• **TASK STATEMENT**
Count how many lines have the word "experimental" in them. Reply with that number by itself.

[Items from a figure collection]
%%
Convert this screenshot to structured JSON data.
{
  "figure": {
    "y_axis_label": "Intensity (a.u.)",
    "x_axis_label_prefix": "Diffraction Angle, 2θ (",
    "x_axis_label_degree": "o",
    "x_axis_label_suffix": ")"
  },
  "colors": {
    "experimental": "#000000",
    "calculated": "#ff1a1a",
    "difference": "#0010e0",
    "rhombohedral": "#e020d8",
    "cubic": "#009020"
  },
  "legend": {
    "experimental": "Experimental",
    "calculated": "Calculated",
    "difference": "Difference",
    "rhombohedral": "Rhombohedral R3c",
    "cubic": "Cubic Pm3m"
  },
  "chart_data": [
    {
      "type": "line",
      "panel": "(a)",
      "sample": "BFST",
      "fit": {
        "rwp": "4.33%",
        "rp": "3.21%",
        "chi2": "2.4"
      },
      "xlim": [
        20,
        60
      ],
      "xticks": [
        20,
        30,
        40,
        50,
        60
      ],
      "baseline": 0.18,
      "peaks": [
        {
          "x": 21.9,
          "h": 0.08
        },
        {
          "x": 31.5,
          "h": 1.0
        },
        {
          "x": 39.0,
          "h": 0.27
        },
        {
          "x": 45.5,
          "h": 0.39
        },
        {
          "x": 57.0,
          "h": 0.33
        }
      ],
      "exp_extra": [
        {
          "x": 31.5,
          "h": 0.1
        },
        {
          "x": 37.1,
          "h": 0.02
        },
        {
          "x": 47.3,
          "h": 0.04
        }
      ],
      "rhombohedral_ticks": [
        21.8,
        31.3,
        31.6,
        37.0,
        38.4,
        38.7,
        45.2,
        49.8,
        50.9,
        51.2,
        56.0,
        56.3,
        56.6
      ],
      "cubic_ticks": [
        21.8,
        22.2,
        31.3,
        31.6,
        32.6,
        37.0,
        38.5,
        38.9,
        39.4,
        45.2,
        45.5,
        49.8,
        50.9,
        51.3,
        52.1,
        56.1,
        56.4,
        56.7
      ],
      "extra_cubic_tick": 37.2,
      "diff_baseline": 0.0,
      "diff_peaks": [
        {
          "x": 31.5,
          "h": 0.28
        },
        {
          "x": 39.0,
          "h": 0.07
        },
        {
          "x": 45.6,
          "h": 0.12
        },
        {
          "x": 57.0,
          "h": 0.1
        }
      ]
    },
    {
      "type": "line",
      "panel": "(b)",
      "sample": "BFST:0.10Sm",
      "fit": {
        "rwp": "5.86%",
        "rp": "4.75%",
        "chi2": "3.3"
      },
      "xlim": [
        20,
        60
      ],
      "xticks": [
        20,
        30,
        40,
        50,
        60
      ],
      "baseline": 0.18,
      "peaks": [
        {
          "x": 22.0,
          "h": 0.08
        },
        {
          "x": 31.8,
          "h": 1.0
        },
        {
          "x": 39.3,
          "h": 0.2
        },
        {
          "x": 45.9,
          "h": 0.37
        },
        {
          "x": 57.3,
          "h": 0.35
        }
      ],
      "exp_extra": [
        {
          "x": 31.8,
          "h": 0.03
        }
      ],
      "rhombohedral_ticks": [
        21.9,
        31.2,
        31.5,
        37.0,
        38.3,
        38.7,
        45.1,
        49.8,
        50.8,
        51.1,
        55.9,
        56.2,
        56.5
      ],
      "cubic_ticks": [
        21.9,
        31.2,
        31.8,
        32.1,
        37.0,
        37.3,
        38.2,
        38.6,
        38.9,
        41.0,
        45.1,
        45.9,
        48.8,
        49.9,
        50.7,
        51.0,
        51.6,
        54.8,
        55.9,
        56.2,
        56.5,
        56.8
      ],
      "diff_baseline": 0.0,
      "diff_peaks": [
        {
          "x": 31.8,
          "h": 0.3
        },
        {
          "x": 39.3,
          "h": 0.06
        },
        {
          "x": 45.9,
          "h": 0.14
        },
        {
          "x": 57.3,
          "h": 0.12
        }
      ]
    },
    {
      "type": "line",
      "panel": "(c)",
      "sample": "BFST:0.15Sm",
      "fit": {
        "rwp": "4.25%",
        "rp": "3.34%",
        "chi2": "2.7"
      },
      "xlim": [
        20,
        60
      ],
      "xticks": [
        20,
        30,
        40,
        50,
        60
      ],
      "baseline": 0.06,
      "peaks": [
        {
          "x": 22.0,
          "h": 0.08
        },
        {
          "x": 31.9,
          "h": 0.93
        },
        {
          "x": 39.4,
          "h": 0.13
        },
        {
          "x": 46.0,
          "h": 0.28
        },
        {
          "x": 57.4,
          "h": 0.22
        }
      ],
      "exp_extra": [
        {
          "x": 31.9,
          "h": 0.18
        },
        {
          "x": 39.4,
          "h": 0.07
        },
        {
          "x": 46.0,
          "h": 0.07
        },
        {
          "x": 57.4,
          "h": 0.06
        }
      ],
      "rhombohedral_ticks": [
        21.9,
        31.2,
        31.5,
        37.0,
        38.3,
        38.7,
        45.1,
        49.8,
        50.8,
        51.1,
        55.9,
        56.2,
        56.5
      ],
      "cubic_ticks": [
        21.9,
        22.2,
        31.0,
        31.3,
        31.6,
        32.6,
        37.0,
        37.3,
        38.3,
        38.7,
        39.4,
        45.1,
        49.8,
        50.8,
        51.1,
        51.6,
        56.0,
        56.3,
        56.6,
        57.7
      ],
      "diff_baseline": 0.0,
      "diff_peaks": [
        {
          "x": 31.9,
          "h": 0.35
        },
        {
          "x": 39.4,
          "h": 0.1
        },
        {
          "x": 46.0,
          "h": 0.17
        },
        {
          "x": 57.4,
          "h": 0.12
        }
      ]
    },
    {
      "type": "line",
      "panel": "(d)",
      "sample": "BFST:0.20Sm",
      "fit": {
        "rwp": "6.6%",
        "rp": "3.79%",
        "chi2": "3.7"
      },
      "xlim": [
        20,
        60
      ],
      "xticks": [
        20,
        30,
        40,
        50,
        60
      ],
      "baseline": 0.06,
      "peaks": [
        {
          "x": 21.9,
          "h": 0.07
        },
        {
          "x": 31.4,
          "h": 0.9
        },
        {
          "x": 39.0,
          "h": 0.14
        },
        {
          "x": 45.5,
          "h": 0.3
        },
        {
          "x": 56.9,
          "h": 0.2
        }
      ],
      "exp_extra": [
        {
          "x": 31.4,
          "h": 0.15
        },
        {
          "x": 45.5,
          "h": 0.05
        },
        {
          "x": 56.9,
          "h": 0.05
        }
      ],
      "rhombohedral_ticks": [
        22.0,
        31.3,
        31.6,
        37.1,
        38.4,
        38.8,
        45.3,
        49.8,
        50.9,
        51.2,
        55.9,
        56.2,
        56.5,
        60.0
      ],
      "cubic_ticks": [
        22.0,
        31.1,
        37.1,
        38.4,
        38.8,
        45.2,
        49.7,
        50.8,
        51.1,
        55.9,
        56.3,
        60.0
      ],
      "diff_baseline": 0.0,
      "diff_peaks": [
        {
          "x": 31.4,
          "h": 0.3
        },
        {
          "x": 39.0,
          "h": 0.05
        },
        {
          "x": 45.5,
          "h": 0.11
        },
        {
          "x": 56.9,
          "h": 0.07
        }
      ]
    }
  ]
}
%%
• **EXERCISE OUTPUT**
2